◆ Consignes ◆
[A] Répondez à ces questions à l'aide du texte sur la Libye :
(i) En quelle année Kadhafi a-t-il été renversé ?
(ii) Quels États désirent un pied à terre en Libye ?
(iii) Qu'espère l'Égypte ?
[B] Ces affirmations concordent-elles avec le texte sur la Libye ? Répondez par oui ou par non et citez les mots du texte qui tranchent.
(i) Pour Mustafa Fitouri, les rumeurs d'une division de la Libye en trois sont fondées.
(ii) Les motivations de la France, de la Grande-Bretagne et de l'Italie se limitent aux ressources naturelles.
(iii) La France veut pouvoir utiliser les infrastructures libyennes dans la lutte contre les extrémistes.
[C] Poursuivez le texte sur la Libye à partir de sa dernière phrase.

◆ Texte extrait ◆
※

Malgré l’embargo sur les armes mis en place après le renversement de Kadhafi en 2011, des armes continuent d’être vendues clandestinement. « Chaque État agit en fonction de ses priorités et essaie de défendre ses intérêts propres. »

« La France, la Grande-Bretagne et l’Italie désirent un pied à terre en Libye. Leurs motivations ne se limitent pas aux ressources naturelles et aux nombreuses possibilités que représente la reconstruction du pays : ces États veulent par la suite pouvoir accéder à des équipements et des infrastructures sur le sol libyen. »

« Pour un pays comme la France, cela revient à s’assurer de pouvoir utiliser les infrastructures libyennes dans le cadre de la lutte contre les extrémistes, au sud de la Libye. L’Égypte, elle, espère que les travailleurs égyptiens qui avaient fui la Libye après la chute de Kadhafi pourront y travailler à nouveau », poursuit Mustafa Fitouri.

Il existe en Libye mais également dans de nombreux pays arabes des rumeurs selon lesquelles les pays occidentaux souhaiteraient diviser la Libye en trois, mais, selon Mustafa Fitouri, ces histoires ne tiennent pas la route. « Une division de la Libye ne serait pas dans l’intérêt de la communauté internationale », remarque-t-il. « Les États occidentaux ne souhaitent pas vraiment diviser la Libye mais plutôt réaliser leurs objectifs stratégiques au sein d’une Libye unie. »

※

◆ Données fournies ◆
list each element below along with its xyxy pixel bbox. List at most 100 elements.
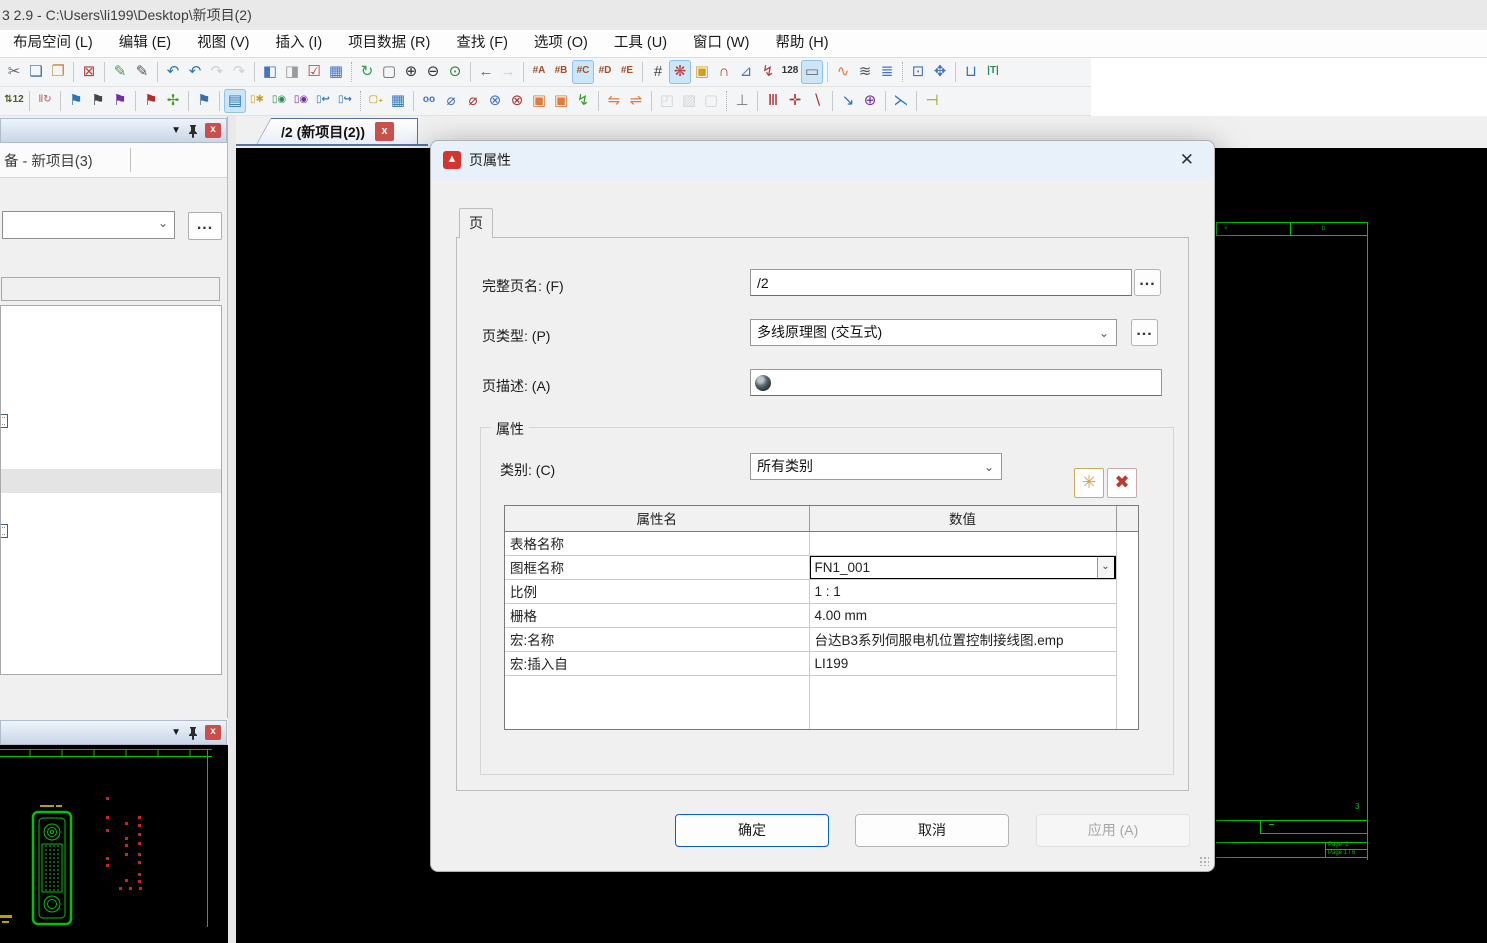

※

◆ Réponses ◆
[A]
(i) En 2011.
(ii) La France, la Grande-Bretagne et l'Italie.
(iii) Que les travailleurs égyptiens qui avaient fui la Libye après la chute de Kadhafi pourront y travailler à nouveau.

[B]
(i) Non : « ces histoires ne tiennent pas la route ».
(ii) Non : « Leurs motivations ne se limitent pas aux ressources naturelles ».
(iii) Oui : « Pour un pays comme la France, cela revient à s’assurer de pouvoir utiliser les infrastructures libyennes dans le cadre de la lutte contre les extrémistes ».

[C]
Un homme fort à la tête d’une puissante armée

« Les Libyens se rendent compte que le gouvernement d’unité nationale a d’autres priorités que de régler les problèmes devant leurs yeux. Et pourtant, ils applaudissent la venue du nouveau gouvernement car ils espèrent qu’il va rétablir un peu l’ordre », explique Mustafa Fitouri. « Malgré la présence de deux gouvernements, un certain nombre de services de base sont assurés. »

« Les écoles et les universités sont ouvertes, la police est plus ou moins présente en rue et l’appareil judiciaire fournit un service minimal. Il n’y a toutefois pas d’État. Toutes les milices ne coopèrent pas avec la police et l’armée, les prix se sont envolés et, bien plus préoccupant encore, on observe un retard de paiement des salaires de trois mois environ, mais cela pourrait durer 6 mois encore », déplore M. Fitouri.

« Nous n’avons pas besoin d’un énième gouvernement », s’écrie Ahmed Jabir, un activiste âgé de vingt-sept ans. « Nous avons besoin d’une puissante armée dirigée par un homme fort, mais nous avons déjà cela. Le problème est que la Communauté internationale se refuse à la reconnaître. »

Ahmed Jabir ne comprend pas pourquoi la Communauté internationale assimile l’armée libyenne aux autres milices et la soumet elle aussi à un embargo sur les armes. Il ne comprend pas non plus que certaines personnes en Libye ne soutiennent pas le général Hifter, actuellement à la tête de l’armée libyenne. « Le général Hifter est très apprécié par certains Libyens, c’est un fait », souligne Mustafa Fitouri. « Surtout dans l’est du pays. Et ce sont des radicaux au sein des deux gouvernements qui ont entravé la signature d’un accord. »

La popularité du général Hifter a augmenté ces derniers temps, surtout à Benghazi, où l’armée a libéré plusieurs quartiers contrôlés par les groupements armés. Nadia Ramadan, ancienne journaliste et activiste, raconte que de nombreux habitants de Tripoli n’ont pas de problème avec la personnalité du général. « Ils ont juste peur de le crier haut et fort. »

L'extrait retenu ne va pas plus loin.